*What the task requires*. In the listing below, find every line containing "holda" and copy it out.

━━━ Extracted entries ━━━

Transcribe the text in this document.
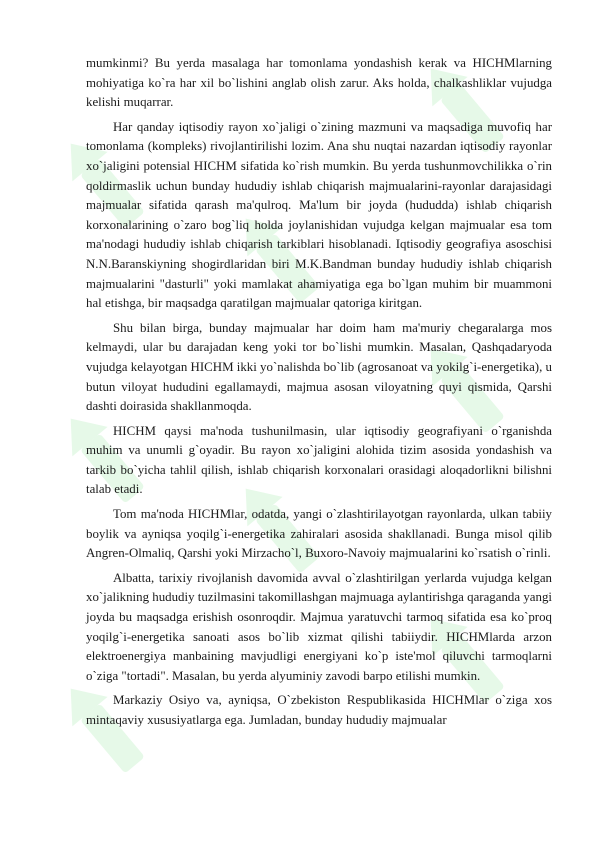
mumkinmi? Bu yerda masalaga har tomonlama yondashish kerak va HICHMlarning mohiyatiga ko`ra har xil bo`lishini anglab olish zarur. Aks holda, chalkashliklar vujudga kelishi muqarrar.

Har qanday iqtisodiy rayon xo`jaligi o`zining mazmuni va maqsadiga muvofiq har tomonlama (kompleks) rivojlantirilishi lozim. Ana shu nuqtai nazardan iqtisodiy rayonlar xo`jaligini potensial HICHM sifatida ko`rish mumkin. Bu yerda tushunmovchilikka o`rin qoldirmaslik uchun bunday hududiy ishlab chiqarish majmualarini-rayonlar darajasidagi majmualar sifatida qarash ma'qulroq. Ma'lum bir joyda (hududda) ishlab chiqarish korxonalarining o`zaro bog`liq holda joylanishidan vujudga kelgan majmualar esa tom ma'nodagi hududiy ishlab chiqarish tarkiblari hisoblanadi. Iqtisodiy geografiya asoschisi N.N.Baranskiyning shogirdlaridan biri M.K.Bandman bunday hududiy ishlab chiqarish majmualarini "dasturli" yoki mamlakat ahamiyatiga ega bo`lgan muhim bir muammoni hal etishga, bir maqsadga qaratilgan majmualar qatoriga kiritgan.

Shu bilan birga, bunday majmualar har doim ham ma'muriy chegaralarga mos kelmaydi, ular bu darajadan keng yoki tor bo`lishi mumkin. Masalan, Qashqadaryoda vujudga kelayotgan HICHM ikki yo`nalishda bo`lib (agrosanoat va yokilg`i-energetika), u butun viloyat hududini egallamaydi, majmua asosan viloyatning quyi qismida, Qarshi dashti doirasida shakllanmoqda.

HICHM qaysi ma'noda tushunilmasin, ular iqtisodiy geografiyani o`rganishda muhim va unumli g`oyadir. Bu rayon xo`jaligini alohida tizim asosida yondashish va tarkib bo`yicha tahlil qilish, ishlab chiqarish korxonalari orasidagi aloqadorlikni bilishni talab etadi.

Tom ma'noda HICHMlar, odatda, yangi o`zlashtirilayotgan rayonlarda, ulkan tabiiy boylik va ayniqsa yoqilg`i-energetika zahiralari asosida shakllanadi. Bunga misol qilib Angren-Olmaliq, Qarshi yoki Mirzacho`l, Buxoro-Navoiy majmualarini ko`rsatish o`rinli.

Albatta, tarixiy rivojlanish davomida avval o`zlashtirilgan yerlarda vujudga kelgan xo`jalikning hududiy tuzilmasini takomillashgan majmuaga aylantirishga qaraganda yangi joyda bu maqsadga erishish osonroqdir. Majmua yaratuvchi tarmoq sifatida esa ko`proq yoqilg`i-energetika sanoati asos bo`lib xizmat qilishi tabiiydir. HICHMlarda arzon elektroenergiya manbaining mavjudligi energiyani ko`p iste'mol qiluvchi tarmoqlarni o`ziga "tortadi". Masalan, bu yerda alyuminiy zavodi barpo etilishi mumkin.

Markaziy Osiyo va, ayniqsa, O`zbekiston Respublikasida HICHMlar o`ziga xos mintaqaviy xususiyatlarga ega. Jumladan, bunday hududiy majmualar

━━━

*Task result*.
mumkinmi? Bu yerda masalaga har tomonlama yondashish kerak va HICHMlarning mohiyatiga ko`ra har xil bo`lishini anglab olish zarur. Aks holda, chalkashliklar vujudga kelishi muqarrar.
Har qanday iqtisodiy rayon xo`jaligi o`zining mazmuni va maqsadiga muvofiq har tomonlama (kompleks) rivojlantirilishi lozim. Ana shu nuqtai nazardan iqtisodiy rayonlar xo`jaligini potensial HICHM sifatida ko`rish mumkin. Bu yerda tushunmovchilikka o`rin qoldirmaslik uchun bunday hududiy ishlab chiqarish majmualarini-rayonlar darajasidagi majmualar sifatida qarash ma'qulroq. Ma'lum bir joyda (hududda) ishlab chiqarish korxonalarining o`zaro bog`liq holda joylanishidan vujudga kelgan majmualar esa tom ma'nodagi hududiy ishlab chiqarish tarkiblari hisoblanadi. Iqtisodiy geografiya asoschisi N.N.Baranskiyning shogirdlaridan biri M.K.Bandman bunday hududiy ishlab chiqarish majmualarini "dasturli" yoki mamlakat ahamiyatiga ega bo`lgan muhim bir muammoni hal etishga, bir maqsadga qaratilgan majmualar qatoriga kiritgan.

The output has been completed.